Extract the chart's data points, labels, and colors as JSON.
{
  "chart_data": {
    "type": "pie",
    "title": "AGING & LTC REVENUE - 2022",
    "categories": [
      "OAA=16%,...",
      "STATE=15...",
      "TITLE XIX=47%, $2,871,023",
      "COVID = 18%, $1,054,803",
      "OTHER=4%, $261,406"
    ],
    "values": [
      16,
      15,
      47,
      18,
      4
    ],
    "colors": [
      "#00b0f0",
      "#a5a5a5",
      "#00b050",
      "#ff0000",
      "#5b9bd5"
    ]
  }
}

**Task to carry out:**
Retype every entry above, word for word.

**Correct result:**
Extract the chart's data points, labels, and colors as JSON.
{
  "chart_data": {
    "type": "pie",
    "title": "AGING & LTC REVENUE - 2022",
    "categories": [
      "OAA=16%,...",
      "STATE=15...",
      "TITLE XIX=47%, $2,871,023",
      "COVID = 18%, $1,054,803",
      "OTHER=4%, $261,406"
    ],
    "values": [
      16,
      15,
      47,
      18,
      4
    ],
    "colors": [
      "#00b0f0",
      "#a5a5a5",
      "#00b050",
      "#ff0000",
      "#5b9bd5"
    ]
  }
}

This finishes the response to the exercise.